▸ Job
Copy each entry as it stands, leaving nothing out.

※

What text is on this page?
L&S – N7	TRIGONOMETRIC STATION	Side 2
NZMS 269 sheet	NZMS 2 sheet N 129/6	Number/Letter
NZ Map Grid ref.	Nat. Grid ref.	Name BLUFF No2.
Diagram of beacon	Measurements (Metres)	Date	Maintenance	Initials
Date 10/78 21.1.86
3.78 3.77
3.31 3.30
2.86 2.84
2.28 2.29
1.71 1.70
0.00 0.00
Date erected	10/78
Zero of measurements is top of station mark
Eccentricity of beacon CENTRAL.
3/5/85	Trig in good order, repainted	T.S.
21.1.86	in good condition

※

▸ Complete response
What text is on this page?
L&S – N7	TRIGONOMETRIC STATION	Side 2
NZMS 269 sheet	NZMS 2 sheet N 129/6	Number/Letter
NZ Map Grid ref.	Nat. Grid ref.	Name BLUFF No2.
Diagram of beacon	Measurements (Metres)	Date	Maintenance	Initials
Date 10/78 21.1.86
3.78 3.77
3.31 3.30
2.86 2.84
2.28 2.29
1.71 1.70
0.00 0.00
Date erected	10/78
Zero of measurements is top of station mark
Eccentricity of beacon CENTRAL.
3/5/85	Trig in good order, repainted	T.S.
21.1.86	in good condition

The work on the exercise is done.